__EXERCISE__
Look through the data for the string "name". Copy every line where it is found.

__INPUT RECORDS__
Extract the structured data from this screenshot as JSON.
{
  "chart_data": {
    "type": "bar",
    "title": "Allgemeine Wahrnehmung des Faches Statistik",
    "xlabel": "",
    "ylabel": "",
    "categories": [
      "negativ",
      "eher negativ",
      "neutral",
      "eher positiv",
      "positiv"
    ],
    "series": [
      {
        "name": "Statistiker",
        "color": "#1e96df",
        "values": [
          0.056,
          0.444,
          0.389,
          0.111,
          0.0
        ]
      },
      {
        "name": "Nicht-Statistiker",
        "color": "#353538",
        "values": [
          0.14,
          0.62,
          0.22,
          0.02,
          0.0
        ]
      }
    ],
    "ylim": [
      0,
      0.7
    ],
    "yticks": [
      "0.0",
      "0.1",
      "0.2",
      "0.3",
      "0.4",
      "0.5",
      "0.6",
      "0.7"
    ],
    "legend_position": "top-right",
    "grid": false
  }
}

__RESPONSE FOR THIS EXERCISE__
        "name": "Statistiker",
        "name": "Nicht-Statistiker",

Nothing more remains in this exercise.